[Supplied data]
%%

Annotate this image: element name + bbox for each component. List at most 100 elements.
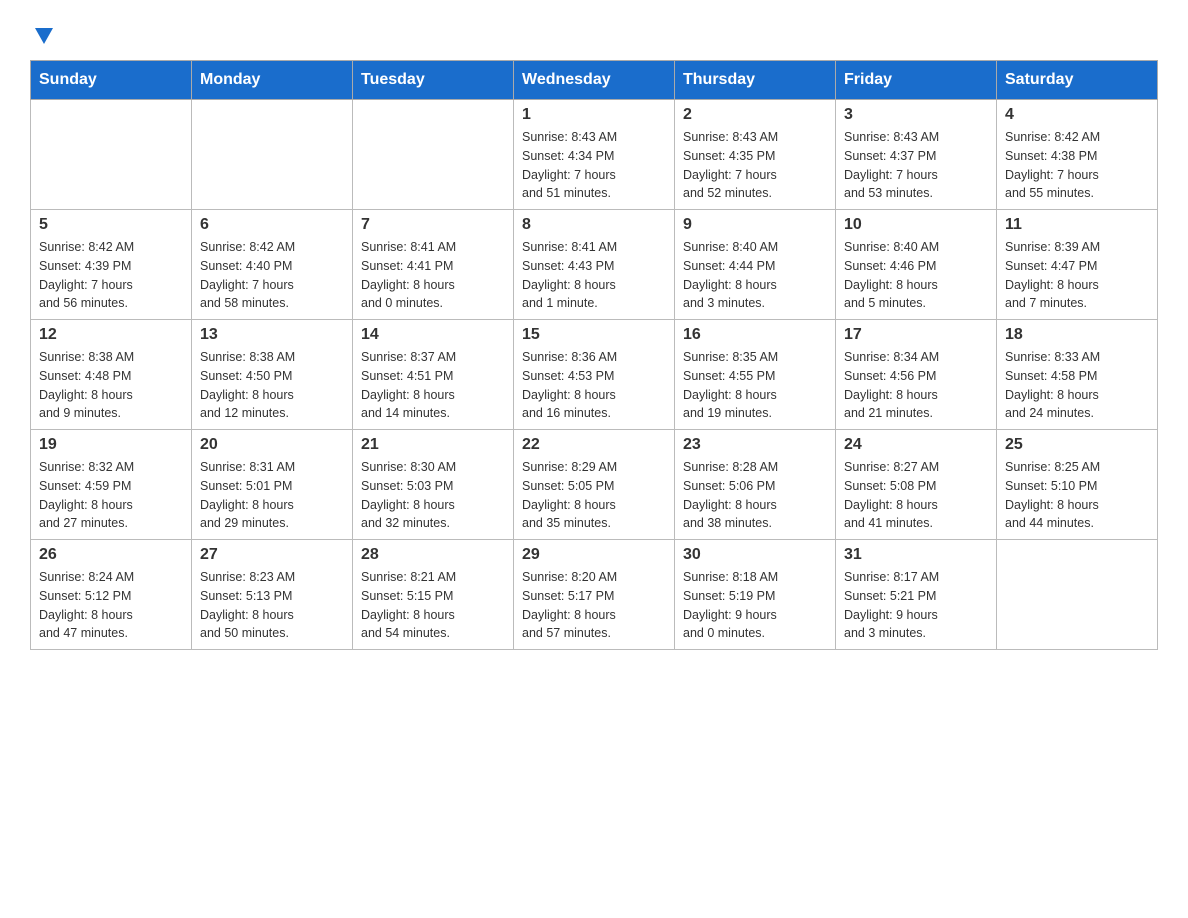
day-info: Sunrise: 8:25 AM Sunset: 5:10 PM Dayligh… xyxy=(1005,458,1149,533)
day-number: 11 xyxy=(1005,216,1149,234)
day-info: Sunrise: 8:17 AM Sunset: 5:21 PM Dayligh… xyxy=(844,568,988,643)
weekday-header-sunday: Sunday xyxy=(31,61,192,100)
day-cell-13: 13Sunrise: 8:38 AM Sunset: 4:50 PM Dayli… xyxy=(192,320,353,430)
day-info: Sunrise: 8:29 AM Sunset: 5:05 PM Dayligh… xyxy=(522,458,666,533)
day-cell-11: 11 Sunrise: 8:39 AM Sunset: 4:47 PM Dayli… xyxy=(997,210,1158,320)
empty-cell xyxy=(353,100,514,210)
day-cell-22: 22 Sunrise: 8:29 AM Sunset: 5:05 PM Dayli… xyxy=(514,430,675,540)
day-number: 12 xyxy=(39,326,183,344)
day-number: 19 xyxy=(39,436,183,454)
day-info: Sunrise: 8:31 AM Sunset: 5:01 PM Dayligh… xyxy=(200,458,344,533)
day-info: Sunrise: 8:24 AM Sunset: 5:12 PM Dayligh… xyxy=(39,568,183,643)
day-cell-7: 7 Sunrise: 8:41 AM Sunset: 4:41 PM Daylig… xyxy=(353,210,514,320)
day-info: Sunrise: 8:38 AM Sunset: 4:48 PM Dayligh… xyxy=(39,348,183,423)
day-info: Sunrise: 8:43 AM Sunset: 4:37 PM Dayligh… xyxy=(844,128,988,203)
day-cell-28: 28Sunrise: 8:21 AM Sunset: 5:15 PM Dayli… xyxy=(353,540,514,650)
empty-cell xyxy=(31,100,192,210)
day-cell-18: 18Sunrise: 8:33 AM Sunset: 4:58 PM Dayli… xyxy=(997,320,1158,430)
day-cell-20: 20 Sunrise: 8:31 AM Sunset: 5:01 PM Dayli… xyxy=(192,430,353,540)
day-cell-16: 16 Sunrise: 8:35 AM Sunset: 4:55 PM Dayli… xyxy=(675,320,836,430)
day-info: Sunrise: 8:40 AM Sunset: 4:44 PM Dayligh… xyxy=(683,238,827,313)
weekday-header-row: SundayMondayTuesdayWednesdayThursdayFrid… xyxy=(31,61,1158,100)
day-cell-26: 26 Sunrise: 8:24 AM Sunset: 5:12 PM Dayli… xyxy=(31,540,192,650)
day-info: Sunrise: 8:41 AM Sunset: 4:41 PM Dayligh… xyxy=(361,238,505,313)
week-row-3: 12 Sunrise: 8:38 AM Sunset: 4:48 PM Dayli… xyxy=(31,320,1158,430)
day-number: 23 xyxy=(683,436,827,454)
week-row-1: 1 Sunrise: 8:43 AM Sunset: 4:34 PM Daylig… xyxy=(31,100,1158,210)
day-number: 17 xyxy=(844,326,988,344)
day-info: Sunrise: 8:36 AM Sunset: 4:53 PM Dayligh… xyxy=(522,348,666,423)
day-number: 2 xyxy=(683,106,827,124)
day-info: Sunrise: 8:43 AM Sunset: 4:34 PM Dayligh… xyxy=(522,128,666,203)
day-number: 14 xyxy=(361,326,505,344)
logo xyxy=(30,20,55,40)
day-cell-12: 12 Sunrise: 8:38 AM Sunset: 4:48 PM Dayli… xyxy=(31,320,192,430)
day-cell-15: 15 Sunrise: 8:36 AM Sunset: 4:53 PM Dayli… xyxy=(514,320,675,430)
day-info: Sunrise: 8:42 AM Sunset: 4:38 PM Dayligh… xyxy=(1005,128,1149,203)
day-info: Sunrise: 8:42 AM Sunset: 4:39 PM Dayligh… xyxy=(39,238,183,313)
day-cell-6: 6 Sunrise: 8:42 AM Sunset: 4:40 PM Daylig… xyxy=(192,210,353,320)
day-number: 26 xyxy=(39,546,183,564)
day-number: 29 xyxy=(522,546,666,564)
day-info: Sunrise: 8:32 AM Sunset: 4:59 PM Dayligh… xyxy=(39,458,183,533)
weekday-header-tuesday: Tuesday xyxy=(353,61,514,100)
day-info: Sunrise: 8:43 AM Sunset: 4:35 PM Dayligh… xyxy=(683,128,827,203)
day-number: 5 xyxy=(39,216,183,234)
day-info: Sunrise: 8:42 AM Sunset: 4:40 PM Dayligh… xyxy=(200,238,344,313)
empty-cell xyxy=(192,100,353,210)
day-number: 10 xyxy=(844,216,988,234)
day-cell-10: 10 Sunrise: 8:40 AM Sunset: 4:46 PM Dayli… xyxy=(836,210,997,320)
logo-arrow-icon xyxy=(33,24,55,46)
week-row-2: 5 Sunrise: 8:42 AM Sunset: 4:39 PM Daylig… xyxy=(31,210,1158,320)
day-number: 9 xyxy=(683,216,827,234)
day-number: 20 xyxy=(200,436,344,454)
day-cell-2: 2 Sunrise: 8:43 AM Sunset: 4:35 PM Daylig… xyxy=(675,100,836,210)
day-cell-23: 23 Sunrise: 8:28 AM Sunset: 5:06 PM Dayli… xyxy=(675,430,836,540)
day-cell-19: 19 Sunrise: 8:32 AM Sunset: 4:59 PM Dayli… xyxy=(31,430,192,540)
day-number: 7 xyxy=(361,216,505,234)
day-cell-9: 9 Sunrise: 8:40 AM Sunset: 4:44 PM Daylig… xyxy=(675,210,836,320)
day-number: 30 xyxy=(683,546,827,564)
day-number: 24 xyxy=(844,436,988,454)
week-row-4: 19 Sunrise: 8:32 AM Sunset: 4:59 PM Dayli… xyxy=(31,430,1158,540)
day-cell-5: 5 Sunrise: 8:42 AM Sunset: 4:39 PM Daylig… xyxy=(31,210,192,320)
day-number: 4 xyxy=(1005,106,1149,124)
day-cell-31: 31 Sunrise: 8:17 AM Sunset: 5:21 PM Dayli… xyxy=(836,540,997,650)
day-cell-21: 21 Sunrise: 8:30 AM Sunset: 5:03 PM Dayli… xyxy=(353,430,514,540)
day-number: 3 xyxy=(844,106,988,124)
day-info: Sunrise: 8:34 AM Sunset: 4:56 PM Dayligh… xyxy=(844,348,988,423)
day-cell-14: 14 Sunrise: 8:37 AM Sunset: 4:51 PM Dayli… xyxy=(353,320,514,430)
day-number: 31 xyxy=(844,546,988,564)
day-number: 25 xyxy=(1005,436,1149,454)
day-info: Sunrise: 8:18 AM Sunset: 5:19 PM Dayligh… xyxy=(683,568,827,643)
day-info: Sunrise: 8:27 AM Sunset: 5:08 PM Dayligh… xyxy=(844,458,988,533)
day-info: Sunrise: 8:21 AM Sunset: 5:15 PM Dayligh… xyxy=(361,568,505,643)
weekday-header-wednesday: Wednesday xyxy=(514,61,675,100)
day-info: Sunrise: 8:41 AM Sunset: 4:43 PM Dayligh… xyxy=(522,238,666,313)
day-number: 6 xyxy=(200,216,344,234)
day-number: 15 xyxy=(522,326,666,344)
week-row-5: 26 Sunrise: 8:24 AM Sunset: 5:12 PM Dayli… xyxy=(31,540,1158,650)
day-number: 1 xyxy=(522,106,666,124)
day-number: 16 xyxy=(683,326,827,344)
day-number: 21 xyxy=(361,436,505,454)
day-number: 27 xyxy=(200,546,344,564)
empty-cell xyxy=(997,540,1158,650)
day-info: Sunrise: 8:40 AM Sunset: 4:46 PM Dayligh… xyxy=(844,238,988,313)
day-cell-25: 25 Sunrise: 8:25 AM Sunset: 5:10 PM Dayli… xyxy=(997,430,1158,540)
day-cell-30: 30 Sunrise: 8:18 AM Sunset: 5:19 PM Dayli… xyxy=(675,540,836,650)
day-cell-24: 24 Sunrise: 8:27 AM Sunset: 5:08 PM Dayli… xyxy=(836,430,997,540)
day-cell-27: 27Sunrise: 8:23 AM Sunset: 5:13 PM Dayli… xyxy=(192,540,353,650)
day-info: Sunrise: 8:39 AM Sunset: 4:47 PM Dayligh… xyxy=(1005,238,1149,313)
day-number: 22 xyxy=(522,436,666,454)
day-info: Sunrise: 8:37 AM Sunset: 4:51 PM Dayligh… xyxy=(361,348,505,423)
day-number: 13 xyxy=(200,326,344,344)
day-cell-3: 3 Sunrise: 8:43 AM Sunset: 4:37 PM Daylig… xyxy=(836,100,997,210)
weekday-header-saturday: Saturday xyxy=(997,61,1158,100)
day-info: Sunrise: 8:28 AM Sunset: 5:06 PM Dayligh… xyxy=(683,458,827,533)
day-info: Sunrise: 8:33 AM Sunset: 4:58 PM Dayligh… xyxy=(1005,348,1149,423)
day-info: Sunrise: 8:35 AM Sunset: 4:55 PM Dayligh… xyxy=(683,348,827,423)
weekday-header-friday: Friday xyxy=(836,61,997,100)
day-info: Sunrise: 8:30 AM Sunset: 5:03 PM Dayligh… xyxy=(361,458,505,533)
day-cell-8: 8Sunrise: 8:41 AM Sunset: 4:43 PM Daylig… xyxy=(514,210,675,320)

%%

[Short exercise]
Copy the records word for word, starting at the line that contains "day-info: Sunrise: 8:25" and ending at the line that contains "empty-cell xyxy=(353,100,514,210)", with both of those lines included.

[Answer to this task]
day-info: Sunrise: 8:25 AM Sunset: 5:10 PM Dayligh… xyxy=(1005,458,1149,533)
day-number: 11 xyxy=(1005,216,1149,234)
day-info: Sunrise: 8:17 AM Sunset: 5:21 PM Dayligh… xyxy=(844,568,988,643)
weekday-header-sunday: Sunday xyxy=(31,61,192,100)
day-cell-13: 13Sunrise: 8:38 AM Sunset: 4:50 PM Dayli… xyxy=(192,320,353,430)
day-info: Sunrise: 8:29 AM Sunset: 5:05 PM Dayligh… xyxy=(522,458,666,533)
day-cell-11: 11 Sunrise: 8:39 AM Sunset: 4:47 PM Dayli… xyxy=(997,210,1158,320)
empty-cell xyxy=(353,100,514,210)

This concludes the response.